What to do:
From the listing below, pull out the lines that hold "Thank".

Data records:
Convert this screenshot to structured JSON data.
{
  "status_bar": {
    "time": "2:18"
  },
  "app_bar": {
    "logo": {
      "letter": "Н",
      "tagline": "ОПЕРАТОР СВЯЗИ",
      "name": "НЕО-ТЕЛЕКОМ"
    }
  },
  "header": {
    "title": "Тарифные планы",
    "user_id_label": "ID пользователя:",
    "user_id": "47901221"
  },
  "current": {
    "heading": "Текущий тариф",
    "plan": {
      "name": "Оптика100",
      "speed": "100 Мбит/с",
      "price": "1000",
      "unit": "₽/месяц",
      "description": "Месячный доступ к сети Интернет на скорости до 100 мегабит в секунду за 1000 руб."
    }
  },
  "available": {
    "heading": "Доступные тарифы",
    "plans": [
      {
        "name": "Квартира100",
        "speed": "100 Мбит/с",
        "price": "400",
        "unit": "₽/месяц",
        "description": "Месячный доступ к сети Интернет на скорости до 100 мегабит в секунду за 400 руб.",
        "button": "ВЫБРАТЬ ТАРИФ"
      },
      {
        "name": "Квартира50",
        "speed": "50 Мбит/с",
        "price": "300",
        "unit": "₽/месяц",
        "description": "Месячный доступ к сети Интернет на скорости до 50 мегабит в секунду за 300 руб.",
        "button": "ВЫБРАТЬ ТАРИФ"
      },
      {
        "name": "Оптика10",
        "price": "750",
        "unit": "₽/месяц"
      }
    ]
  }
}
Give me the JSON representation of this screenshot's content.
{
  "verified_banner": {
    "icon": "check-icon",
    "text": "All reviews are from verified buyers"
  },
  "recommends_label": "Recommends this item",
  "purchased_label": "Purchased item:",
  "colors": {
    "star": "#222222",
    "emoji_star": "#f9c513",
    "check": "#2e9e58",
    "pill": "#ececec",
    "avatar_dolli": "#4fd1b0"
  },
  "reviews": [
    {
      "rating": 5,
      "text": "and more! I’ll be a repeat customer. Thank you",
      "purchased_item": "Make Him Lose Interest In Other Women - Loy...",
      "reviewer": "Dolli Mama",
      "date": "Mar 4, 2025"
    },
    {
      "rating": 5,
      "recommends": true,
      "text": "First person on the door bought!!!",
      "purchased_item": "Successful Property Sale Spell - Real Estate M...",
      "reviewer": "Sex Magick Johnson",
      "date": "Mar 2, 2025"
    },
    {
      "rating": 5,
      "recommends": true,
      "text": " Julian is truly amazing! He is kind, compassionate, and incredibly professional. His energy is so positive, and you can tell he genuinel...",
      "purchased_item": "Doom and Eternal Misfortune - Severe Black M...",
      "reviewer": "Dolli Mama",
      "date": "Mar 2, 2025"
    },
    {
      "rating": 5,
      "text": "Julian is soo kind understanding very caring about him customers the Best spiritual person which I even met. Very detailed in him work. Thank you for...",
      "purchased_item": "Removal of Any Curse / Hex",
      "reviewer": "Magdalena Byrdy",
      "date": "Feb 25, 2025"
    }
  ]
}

Final result:
      "text": "and more! I’ll be a repeat customer. Thank you",
      "text": "Julian is soo kind understanding very caring about him customers the Best spiritual person which I even met. Very detailed in him work. Thank you for...",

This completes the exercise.